-------- Available data --------

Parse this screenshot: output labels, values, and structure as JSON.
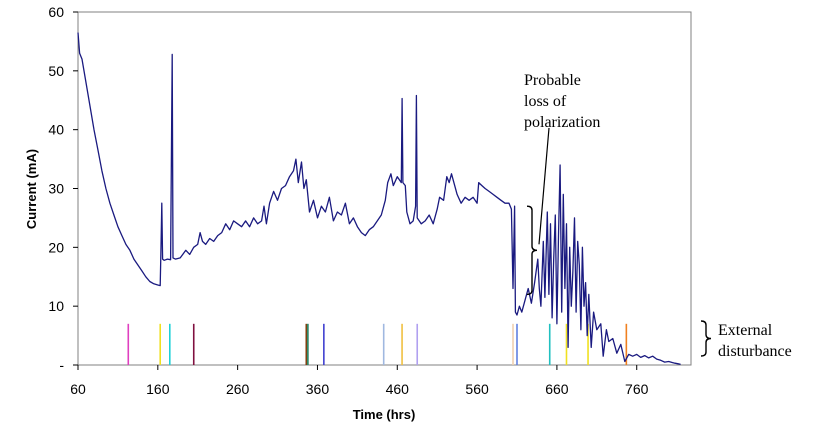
{
  "chart_data": {
    "type": "line",
    "title": "",
    "xlabel": "Time (hrs)",
    "ylabel": "Current (mA)",
    "xlim": [
      60,
      828
    ],
    "ylim": [
      0,
      60
    ],
    "x_ticks": [
      60,
      160,
      260,
      360,
      460,
      560,
      660,
      760
    ],
    "y_ticks": [
      {
        "value": 0,
        "label": "-"
      },
      {
        "value": 10,
        "label": "10"
      },
      {
        "value": 20,
        "label": "20"
      },
      {
        "value": 30,
        "label": "30"
      },
      {
        "value": 40,
        "label": "40"
      },
      {
        "value": 50,
        "label": "50"
      },
      {
        "value": 60,
        "label": "60"
      }
    ],
    "grid": false,
    "legend": "none",
    "series": [
      {
        "color": "#1a1a80",
        "points": [
          [
            60,
            56.5
          ],
          [
            62,
            53
          ],
          [
            65,
            52
          ],
          [
            70,
            48
          ],
          [
            75,
            44
          ],
          [
            80,
            40
          ],
          [
            85,
            36.5
          ],
          [
            90,
            33
          ],
          [
            95,
            30
          ],
          [
            100,
            27.5
          ],
          [
            105,
            25.5
          ],
          [
            110,
            23.5
          ],
          [
            115,
            22
          ],
          [
            120,
            20.5
          ],
          [
            125,
            19.5
          ],
          [
            130,
            18
          ],
          [
            135,
            17
          ],
          [
            140,
            16
          ],
          [
            145,
            15
          ],
          [
            150,
            14.2
          ],
          [
            155,
            13.8
          ],
          [
            160,
            13.6
          ],
          [
            163,
            13.5
          ],
          [
            164,
            20
          ],
          [
            165,
            27.5
          ],
          [
            166,
            18
          ],
          [
            168,
            17.8
          ],
          [
            172,
            18
          ],
          [
            176,
            17.9
          ],
          [
            178,
            52.8
          ],
          [
            179,
            18.2
          ],
          [
            182,
            18
          ],
          [
            188,
            18.2
          ],
          [
            195,
            19.5
          ],
          [
            200,
            18.8
          ],
          [
            205,
            20
          ],
          [
            210,
            20.5
          ],
          [
            213,
            22.5
          ],
          [
            216,
            21
          ],
          [
            220,
            20.5
          ],
          [
            225,
            21.5
          ],
          [
            230,
            21
          ],
          [
            235,
            22
          ],
          [
            240,
            22.5
          ],
          [
            245,
            24
          ],
          [
            250,
            23
          ],
          [
            255,
            24.5
          ],
          [
            260,
            24
          ],
          [
            265,
            23.5
          ],
          [
            270,
            24.5
          ],
          [
            275,
            23.5
          ],
          [
            280,
            25
          ],
          [
            285,
            24
          ],
          [
            290,
            24.5
          ],
          [
            293,
            27
          ],
          [
            296,
            24
          ],
          [
            300,
            27.5
          ],
          [
            305,
            29.5
          ],
          [
            310,
            28
          ],
          [
            315,
            30
          ],
          [
            320,
            30.5
          ],
          [
            325,
            32
          ],
          [
            330,
            33
          ],
          [
            333,
            35
          ],
          [
            336,
            31
          ],
          [
            340,
            34.5
          ],
          [
            343,
            30
          ],
          [
            346,
            31.5
          ],
          [
            350,
            26
          ],
          [
            355,
            28
          ],
          [
            360,
            25
          ],
          [
            365,
            27
          ],
          [
            370,
            26
          ],
          [
            375,
            28.5
          ],
          [
            380,
            24.5
          ],
          [
            385,
            26
          ],
          [
            390,
            25.5
          ],
          [
            395,
            27.5
          ],
          [
            400,
            24
          ],
          [
            405,
            25
          ],
          [
            410,
            23.5
          ],
          [
            415,
            22.5
          ],
          [
            420,
            22
          ],
          [
            425,
            23
          ],
          [
            430,
            23.5
          ],
          [
            435,
            24.5
          ],
          [
            440,
            25.5
          ],
          [
            445,
            28
          ],
          [
            448,
            31
          ],
          [
            452,
            32.5
          ],
          [
            455,
            30.5
          ],
          [
            460,
            32
          ],
          [
            465,
            31
          ],
          [
            466,
            45.3
          ],
          [
            467,
            31
          ],
          [
            470,
            30.5
          ],
          [
            472,
            26
          ],
          [
            476,
            24
          ],
          [
            480,
            24.5
          ],
          [
            483,
            27
          ],
          [
            484,
            45.8
          ],
          [
            485,
            25
          ],
          [
            490,
            24
          ],
          [
            495,
            24.5
          ],
          [
            500,
            25.5
          ],
          [
            505,
            24
          ],
          [
            510,
            26.5
          ],
          [
            513,
            28.5
          ],
          [
            518,
            28
          ],
          [
            522,
            32
          ],
          [
            525,
            31
          ],
          [
            528,
            32.5
          ],
          [
            532,
            30.5
          ],
          [
            535,
            29
          ],
          [
            540,
            27.5
          ],
          [
            545,
            28.5
          ],
          [
            550,
            28
          ],
          [
            555,
            28.5
          ],
          [
            560,
            27.5
          ],
          [
            562,
            31
          ],
          [
            566,
            30.5
          ],
          [
            570,
            30
          ],
          [
            575,
            29.5
          ],
          [
            580,
            29
          ],
          [
            585,
            28.5
          ],
          [
            590,
            28
          ],
          [
            595,
            27.5
          ],
          [
            600,
            27.5
          ],
          [
            603,
            26.5
          ],
          [
            605,
            13
          ],
          [
            607,
            27
          ],
          [
            608,
            9
          ],
          [
            610,
            8.5
          ],
          [
            613,
            10
          ],
          [
            616,
            9
          ],
          [
            620,
            11
          ],
          [
            624,
            13
          ],
          [
            628,
            10.5
          ],
          [
            632,
            14
          ],
          [
            636,
            18
          ],
          [
            638,
            13
          ],
          [
            640,
            10
          ],
          [
            643,
            21
          ],
          [
            645,
            11.5
          ],
          [
            648,
            26
          ],
          [
            650,
            12
          ],
          [
            652,
            24
          ],
          [
            654,
            8
          ],
          [
            656,
            18
          ],
          [
            658,
            25.5
          ],
          [
            660,
            7
          ],
          [
            662,
            22
          ],
          [
            664,
            34
          ],
          [
            666,
            9
          ],
          [
            668,
            29
          ],
          [
            670,
            13
          ],
          [
            672,
            24
          ],
          [
            674,
            3
          ],
          [
            676,
            20
          ],
          [
            678,
            10
          ],
          [
            680,
            16
          ],
          [
            682,
            25
          ],
          [
            684,
            9
          ],
          [
            686,
            21
          ],
          [
            688,
            17
          ],
          [
            690,
            6
          ],
          [
            692,
            20
          ],
          [
            694,
            10
          ],
          [
            696,
            14
          ],
          [
            698,
            5
          ],
          [
            700,
            12
          ],
          [
            703,
            3
          ],
          [
            706,
            9
          ],
          [
            710,
            6
          ],
          [
            715,
            7
          ],
          [
            718,
            1.5
          ],
          [
            722,
            6
          ],
          [
            725,
            4
          ],
          [
            730,
            4.5
          ],
          [
            735,
            2
          ],
          [
            740,
            3.5
          ],
          [
            745,
            0.6
          ],
          [
            750,
            1.8
          ],
          [
            755,
            1.5
          ],
          [
            760,
            1.8
          ],
          [
            765,
            1.3
          ],
          [
            770,
            1.6
          ],
          [
            775,
            1.2
          ],
          [
            780,
            1.5
          ],
          [
            785,
            1.0
          ],
          [
            790,
            0.8
          ],
          [
            795,
            0.5
          ],
          [
            800,
            0.6
          ],
          [
            805,
            0.4
          ],
          [
            808,
            0.3
          ],
          [
            812,
            0.2
          ],
          [
            815,
            0.1
          ]
        ]
      }
    ],
    "markers": {
      "height": 7,
      "items": [
        {
          "x": 123,
          "color": "#e040c0"
        },
        {
          "x": 163,
          "color": "#f0e020"
        },
        {
          "x": 175,
          "color": "#20d0d8"
        },
        {
          "x": 205,
          "color": "#801040"
        },
        {
          "x": 346,
          "color": "#804010"
        },
        {
          "x": 348,
          "color": "#208060"
        },
        {
          "x": 368,
          "color": "#4040d0"
        },
        {
          "x": 443,
          "color": "#a0b8e0"
        },
        {
          "x": 466,
          "color": "#f0c040"
        },
        {
          "x": 485,
          "color": "#b0a0f0"
        },
        {
          "x": 605,
          "color": "#f0d0b0"
        },
        {
          "x": 610,
          "color": "#6080e0"
        },
        {
          "x": 651,
          "color": "#20c0c0"
        },
        {
          "x": 672,
          "color": "#f0e020"
        },
        {
          "x": 699,
          "color": "#f0e020"
        },
        {
          "x": 747,
          "color": "#f08020"
        }
      ]
    },
    "annotations": [
      {
        "name": "annotation-probable-loss",
        "lines": [
          "Probable",
          "loss of",
          "polarization"
        ],
        "y_range": [
          12,
          27
        ]
      },
      {
        "name": "annotation-external-disturbance",
        "lines": [
          "External",
          "disturbance"
        ],
        "y_range": [
          1.5,
          7.5
        ]
      }
    ]
  }
}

--------

• _What to produce_:
Look through the lines above and collect those with the word "loss".

• _Completed task_:
        "name": "annotation-probable-loss",
          "loss of",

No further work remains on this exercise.